What to do -
Write out all the data again, exactly as it stands.

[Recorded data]
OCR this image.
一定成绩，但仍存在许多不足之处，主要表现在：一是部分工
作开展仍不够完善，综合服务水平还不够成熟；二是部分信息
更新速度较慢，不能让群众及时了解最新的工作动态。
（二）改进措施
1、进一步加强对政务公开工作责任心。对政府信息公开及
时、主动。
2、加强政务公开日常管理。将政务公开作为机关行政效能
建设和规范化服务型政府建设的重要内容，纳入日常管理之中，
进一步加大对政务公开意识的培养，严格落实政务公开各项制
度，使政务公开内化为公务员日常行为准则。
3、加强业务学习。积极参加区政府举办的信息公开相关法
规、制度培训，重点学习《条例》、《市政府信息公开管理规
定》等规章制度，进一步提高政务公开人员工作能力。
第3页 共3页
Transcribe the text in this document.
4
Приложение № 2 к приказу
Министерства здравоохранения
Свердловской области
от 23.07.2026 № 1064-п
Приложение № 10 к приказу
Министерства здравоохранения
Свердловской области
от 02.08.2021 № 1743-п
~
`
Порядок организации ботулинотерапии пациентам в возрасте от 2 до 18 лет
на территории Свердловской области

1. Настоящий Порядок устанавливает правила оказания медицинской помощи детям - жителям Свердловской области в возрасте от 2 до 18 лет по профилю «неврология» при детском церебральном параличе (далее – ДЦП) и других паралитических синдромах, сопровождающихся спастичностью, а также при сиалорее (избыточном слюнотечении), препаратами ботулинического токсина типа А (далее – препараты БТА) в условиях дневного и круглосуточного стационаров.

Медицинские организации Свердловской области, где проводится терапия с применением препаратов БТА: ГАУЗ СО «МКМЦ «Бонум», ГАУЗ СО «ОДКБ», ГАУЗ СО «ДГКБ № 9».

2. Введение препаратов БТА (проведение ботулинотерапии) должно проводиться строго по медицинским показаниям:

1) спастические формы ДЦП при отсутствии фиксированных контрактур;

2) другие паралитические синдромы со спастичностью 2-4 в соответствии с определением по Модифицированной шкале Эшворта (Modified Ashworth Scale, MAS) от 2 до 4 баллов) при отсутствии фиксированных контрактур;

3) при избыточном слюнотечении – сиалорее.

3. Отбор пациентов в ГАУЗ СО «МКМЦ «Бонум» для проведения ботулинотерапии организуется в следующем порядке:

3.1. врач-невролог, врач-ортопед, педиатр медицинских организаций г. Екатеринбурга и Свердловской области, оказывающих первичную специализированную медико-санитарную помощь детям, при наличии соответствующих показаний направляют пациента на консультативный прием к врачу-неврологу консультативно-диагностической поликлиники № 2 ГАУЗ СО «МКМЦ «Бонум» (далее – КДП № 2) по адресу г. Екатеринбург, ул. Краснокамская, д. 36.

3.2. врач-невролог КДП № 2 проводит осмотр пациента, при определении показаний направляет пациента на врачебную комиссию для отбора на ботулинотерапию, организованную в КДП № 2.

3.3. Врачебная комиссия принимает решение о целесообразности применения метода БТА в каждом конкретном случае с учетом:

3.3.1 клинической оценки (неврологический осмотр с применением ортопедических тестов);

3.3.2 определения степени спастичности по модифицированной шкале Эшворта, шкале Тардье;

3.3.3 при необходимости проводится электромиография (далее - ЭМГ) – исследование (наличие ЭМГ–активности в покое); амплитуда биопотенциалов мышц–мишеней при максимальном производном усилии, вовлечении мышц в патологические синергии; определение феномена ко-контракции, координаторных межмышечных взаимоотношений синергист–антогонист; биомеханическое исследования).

Correct answer -
OCR this image.
一定成绩，但仍存在许多不足之处，主要表现在：一是部分工
作开展仍不够完善，综合服务水平还不够成熟；二是部分信息
更新速度较慢，不能让群众及时了解最新的工作动态。
（二）改进措施
1、进一步加强对政务公开工作责任心。对政府信息公开及
时、主动。
2、加强政务公开日常管理。将政务公开作为机关行政效能
建设和规范化服务型政府建设的重要内容，纳入日常管理之中，
进一步加大对政务公开意识的培养，严格落实政务公开各项制
度，使政务公开内化为公务员日常行为准则。
3、加强业务学习。积极参加区政府举办的信息公开相关法
规、制度培训，重点学习《条例》、《市政府信息公开管理规
定》等规章制度，进一步提高政务公开人员工作能力。
第3页 共3页
Transcribe the text in this document.
4
Приложение № 2 к приказу
Министерства здравоохранения
Свердловской области
от 23.07.2026 № 1064-п
Приложение № 10 к приказу
Министерства здравоохранения
Свердловской области
от 02.08.2021 № 1743-п
~
`
Порядок организации ботулинотерапии пациентам в возрасте от 2 до 18 лет
на территории Свердловской области

1. Настоящий Порядок устанавливает правила оказания медицинской помощи детям - жителям Свердловской области в возрасте от 2 до 18 лет по профилю «неврология» при детском церебральном параличе (далее – ДЦП) и других паралитических синдромах, сопровождающихся спастичностью, а также при сиалорее (избыточном слюнотечении), препаратами ботулинического токсина типа А (далее – препараты БТА) в условиях дневного и круглосуточного стационаров.

Медицинские организации Свердловской области, где проводится терапия с применением препаратов БТА: ГАУЗ СО «МКМЦ «Бонум», ГАУЗ СО «ОДКБ», ГАУЗ СО «ДГКБ № 9».

2. Введение препаратов БТА (проведение ботулинотерапии) должно проводиться строго по медицинским показаниям:

1) спастические формы ДЦП при отсутствии фиксированных контрактур;

2) другие паралитические синдромы со спастичностью 2-4 в соответствии с определением по Модифицированной шкале Эшворта (Modified Ashworth Scale, MAS) от 2 до 4 баллов) при отсутствии фиксированных контрактур;

3) при избыточном слюнотечении – сиалорее.

3. Отбор пациентов в ГАУЗ СО «МКМЦ «Бонум» для проведения ботулинотерапии организуется в следующем порядке:

3.1. врач-невролог, врач-ортопед, педиатр медицинских организаций г. Екатеринбурга и Свердловской области, оказывающих первичную специализированную медико-санитарную помощь детям, при наличии соответствующих показаний направляют пациента на консультативный прием к врачу-неврологу консультативно-диагностической поликлиники № 2 ГАУЗ СО «МКМЦ «Бонум» (далее – КДП № 2) по адресу г. Екатеринбург, ул. Краснокамская, д. 36.

3.2. врач-невролог КДП № 2 проводит осмотр пациента, при определении показаний направляет пациента на врачебную комиссию для отбора на ботулинотерапию, организованную в КДП № 2.

3.3. Врачебная комиссия принимает решение о целесообразности применения метода БТА в каждом конкретном случае с учетом:

3.3.1 клинической оценки (неврологический осмотр с применением ортопедических тестов);

3.3.2 определения степени спастичности по модифицированной шкале Эшворта, шкале Тардье;

3.3.3 при необходимости проводится электромиография (далее - ЭМГ) – исследование (наличие ЭМГ–активности в покое); амплитуда биопотенциалов мышц–мишеней при максимальном производном усилии, вовлечении мышц в патологические синергии; определение феномена ко-контракции, координаторных межмышечных взаимоотношений синергист–антогонист; биомеханическое исследования).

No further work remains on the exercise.